*Direction:*
Among the entries below, find the lines with "bottom" and copy them.

(Records excerpted from a collection)
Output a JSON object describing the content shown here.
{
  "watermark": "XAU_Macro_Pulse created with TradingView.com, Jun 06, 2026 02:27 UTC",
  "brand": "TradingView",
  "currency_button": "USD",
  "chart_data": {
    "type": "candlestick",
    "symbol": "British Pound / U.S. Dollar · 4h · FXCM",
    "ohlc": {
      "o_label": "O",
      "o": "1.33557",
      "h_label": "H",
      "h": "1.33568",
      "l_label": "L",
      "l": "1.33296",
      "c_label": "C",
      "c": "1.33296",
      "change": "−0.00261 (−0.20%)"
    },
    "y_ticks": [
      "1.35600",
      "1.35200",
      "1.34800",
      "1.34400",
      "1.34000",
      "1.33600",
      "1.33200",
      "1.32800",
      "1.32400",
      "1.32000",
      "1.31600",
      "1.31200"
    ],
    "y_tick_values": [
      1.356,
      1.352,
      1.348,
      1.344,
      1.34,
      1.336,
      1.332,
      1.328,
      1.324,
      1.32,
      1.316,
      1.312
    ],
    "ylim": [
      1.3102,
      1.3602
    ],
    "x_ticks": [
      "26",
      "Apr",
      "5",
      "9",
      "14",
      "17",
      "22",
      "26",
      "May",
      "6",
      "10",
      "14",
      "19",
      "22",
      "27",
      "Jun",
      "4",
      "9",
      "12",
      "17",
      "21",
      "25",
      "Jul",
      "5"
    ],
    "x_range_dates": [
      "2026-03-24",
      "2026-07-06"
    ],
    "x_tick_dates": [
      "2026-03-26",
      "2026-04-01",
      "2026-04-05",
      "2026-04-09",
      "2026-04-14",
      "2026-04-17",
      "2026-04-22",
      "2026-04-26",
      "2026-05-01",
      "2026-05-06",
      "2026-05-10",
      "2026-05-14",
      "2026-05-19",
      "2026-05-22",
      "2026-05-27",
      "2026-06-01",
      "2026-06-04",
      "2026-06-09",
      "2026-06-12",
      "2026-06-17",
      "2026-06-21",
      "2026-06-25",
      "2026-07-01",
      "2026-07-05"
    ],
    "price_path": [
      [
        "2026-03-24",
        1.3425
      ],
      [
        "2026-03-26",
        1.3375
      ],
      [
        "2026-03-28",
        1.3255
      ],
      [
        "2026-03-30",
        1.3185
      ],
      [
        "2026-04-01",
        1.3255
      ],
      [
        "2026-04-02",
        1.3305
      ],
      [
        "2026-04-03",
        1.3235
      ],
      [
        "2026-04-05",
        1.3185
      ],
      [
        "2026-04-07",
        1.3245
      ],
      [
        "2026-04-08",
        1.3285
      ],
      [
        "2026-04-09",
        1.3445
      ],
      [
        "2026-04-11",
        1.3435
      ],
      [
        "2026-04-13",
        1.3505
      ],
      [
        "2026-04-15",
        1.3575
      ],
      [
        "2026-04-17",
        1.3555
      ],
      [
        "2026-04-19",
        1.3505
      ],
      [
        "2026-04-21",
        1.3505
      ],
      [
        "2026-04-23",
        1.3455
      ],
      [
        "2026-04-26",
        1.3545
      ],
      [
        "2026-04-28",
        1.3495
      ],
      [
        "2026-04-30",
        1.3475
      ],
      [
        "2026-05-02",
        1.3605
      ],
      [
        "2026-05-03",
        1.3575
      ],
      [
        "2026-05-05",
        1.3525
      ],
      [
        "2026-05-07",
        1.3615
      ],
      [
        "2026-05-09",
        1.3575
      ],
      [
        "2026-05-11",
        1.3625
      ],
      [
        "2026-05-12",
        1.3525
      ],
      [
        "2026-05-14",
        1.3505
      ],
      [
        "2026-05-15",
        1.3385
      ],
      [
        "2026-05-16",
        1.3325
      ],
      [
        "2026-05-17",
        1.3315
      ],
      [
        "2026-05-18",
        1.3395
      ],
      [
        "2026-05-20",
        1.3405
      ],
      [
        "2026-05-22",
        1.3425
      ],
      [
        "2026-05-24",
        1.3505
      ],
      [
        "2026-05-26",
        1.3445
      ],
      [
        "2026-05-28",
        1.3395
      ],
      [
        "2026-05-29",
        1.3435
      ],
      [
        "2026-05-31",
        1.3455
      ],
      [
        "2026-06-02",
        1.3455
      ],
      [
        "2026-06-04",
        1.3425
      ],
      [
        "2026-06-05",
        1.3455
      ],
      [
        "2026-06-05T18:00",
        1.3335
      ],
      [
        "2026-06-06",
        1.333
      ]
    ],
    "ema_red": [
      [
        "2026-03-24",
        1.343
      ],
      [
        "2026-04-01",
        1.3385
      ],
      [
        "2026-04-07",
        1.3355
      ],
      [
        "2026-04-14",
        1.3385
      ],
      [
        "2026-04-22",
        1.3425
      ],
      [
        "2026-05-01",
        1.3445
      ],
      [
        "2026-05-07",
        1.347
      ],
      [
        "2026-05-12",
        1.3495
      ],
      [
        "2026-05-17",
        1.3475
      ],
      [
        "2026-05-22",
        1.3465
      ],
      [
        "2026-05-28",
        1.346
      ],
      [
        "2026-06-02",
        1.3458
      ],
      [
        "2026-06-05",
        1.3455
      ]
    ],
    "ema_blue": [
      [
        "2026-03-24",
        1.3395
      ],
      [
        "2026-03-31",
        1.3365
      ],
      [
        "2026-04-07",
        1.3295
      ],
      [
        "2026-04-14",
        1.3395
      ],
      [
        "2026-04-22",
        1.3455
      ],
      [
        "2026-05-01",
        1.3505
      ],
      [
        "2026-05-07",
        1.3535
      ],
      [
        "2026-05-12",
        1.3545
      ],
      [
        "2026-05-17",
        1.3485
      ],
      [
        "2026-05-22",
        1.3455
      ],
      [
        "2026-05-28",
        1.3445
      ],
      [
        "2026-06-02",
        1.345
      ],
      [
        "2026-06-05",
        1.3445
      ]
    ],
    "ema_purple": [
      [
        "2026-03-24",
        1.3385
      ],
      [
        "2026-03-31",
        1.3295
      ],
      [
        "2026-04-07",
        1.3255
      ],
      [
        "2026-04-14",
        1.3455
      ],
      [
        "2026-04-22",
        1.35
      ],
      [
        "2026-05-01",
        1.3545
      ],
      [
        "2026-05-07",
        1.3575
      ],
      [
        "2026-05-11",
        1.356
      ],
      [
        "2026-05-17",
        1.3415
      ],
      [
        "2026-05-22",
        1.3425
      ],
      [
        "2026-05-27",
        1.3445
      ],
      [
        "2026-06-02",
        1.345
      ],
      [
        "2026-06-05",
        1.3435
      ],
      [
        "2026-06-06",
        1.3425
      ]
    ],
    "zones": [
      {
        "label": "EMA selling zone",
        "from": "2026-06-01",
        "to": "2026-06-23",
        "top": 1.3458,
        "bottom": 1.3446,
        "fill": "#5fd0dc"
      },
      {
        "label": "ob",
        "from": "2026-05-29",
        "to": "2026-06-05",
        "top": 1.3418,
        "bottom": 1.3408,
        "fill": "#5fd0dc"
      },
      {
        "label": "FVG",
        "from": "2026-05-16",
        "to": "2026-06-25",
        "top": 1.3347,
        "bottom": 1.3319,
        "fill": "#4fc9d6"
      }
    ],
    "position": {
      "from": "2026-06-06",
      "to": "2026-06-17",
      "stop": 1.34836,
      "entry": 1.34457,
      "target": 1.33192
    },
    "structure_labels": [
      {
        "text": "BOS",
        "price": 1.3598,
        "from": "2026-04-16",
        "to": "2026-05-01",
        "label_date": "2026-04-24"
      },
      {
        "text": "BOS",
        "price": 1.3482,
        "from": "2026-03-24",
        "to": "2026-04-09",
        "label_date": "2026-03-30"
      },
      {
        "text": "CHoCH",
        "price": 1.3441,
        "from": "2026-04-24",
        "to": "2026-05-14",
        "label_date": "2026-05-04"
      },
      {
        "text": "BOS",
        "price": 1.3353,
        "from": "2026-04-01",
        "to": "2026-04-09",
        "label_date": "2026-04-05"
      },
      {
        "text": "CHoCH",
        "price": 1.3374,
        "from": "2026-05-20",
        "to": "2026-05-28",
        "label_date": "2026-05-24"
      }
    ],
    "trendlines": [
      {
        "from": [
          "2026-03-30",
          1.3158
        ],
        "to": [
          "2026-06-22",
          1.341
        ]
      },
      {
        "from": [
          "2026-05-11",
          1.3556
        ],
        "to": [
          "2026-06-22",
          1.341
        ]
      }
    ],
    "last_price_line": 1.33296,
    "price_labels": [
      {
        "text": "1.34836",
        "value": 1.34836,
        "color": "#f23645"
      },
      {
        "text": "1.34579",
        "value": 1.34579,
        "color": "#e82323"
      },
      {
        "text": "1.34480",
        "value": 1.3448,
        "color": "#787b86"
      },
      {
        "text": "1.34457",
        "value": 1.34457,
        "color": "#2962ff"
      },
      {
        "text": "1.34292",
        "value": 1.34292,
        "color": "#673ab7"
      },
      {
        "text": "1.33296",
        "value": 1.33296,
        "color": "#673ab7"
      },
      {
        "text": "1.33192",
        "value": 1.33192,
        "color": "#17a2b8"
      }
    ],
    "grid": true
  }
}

*Correct output:*
        "bottom": 1.3446,
        "bottom": 1.3408,
        "bottom": 1.3319,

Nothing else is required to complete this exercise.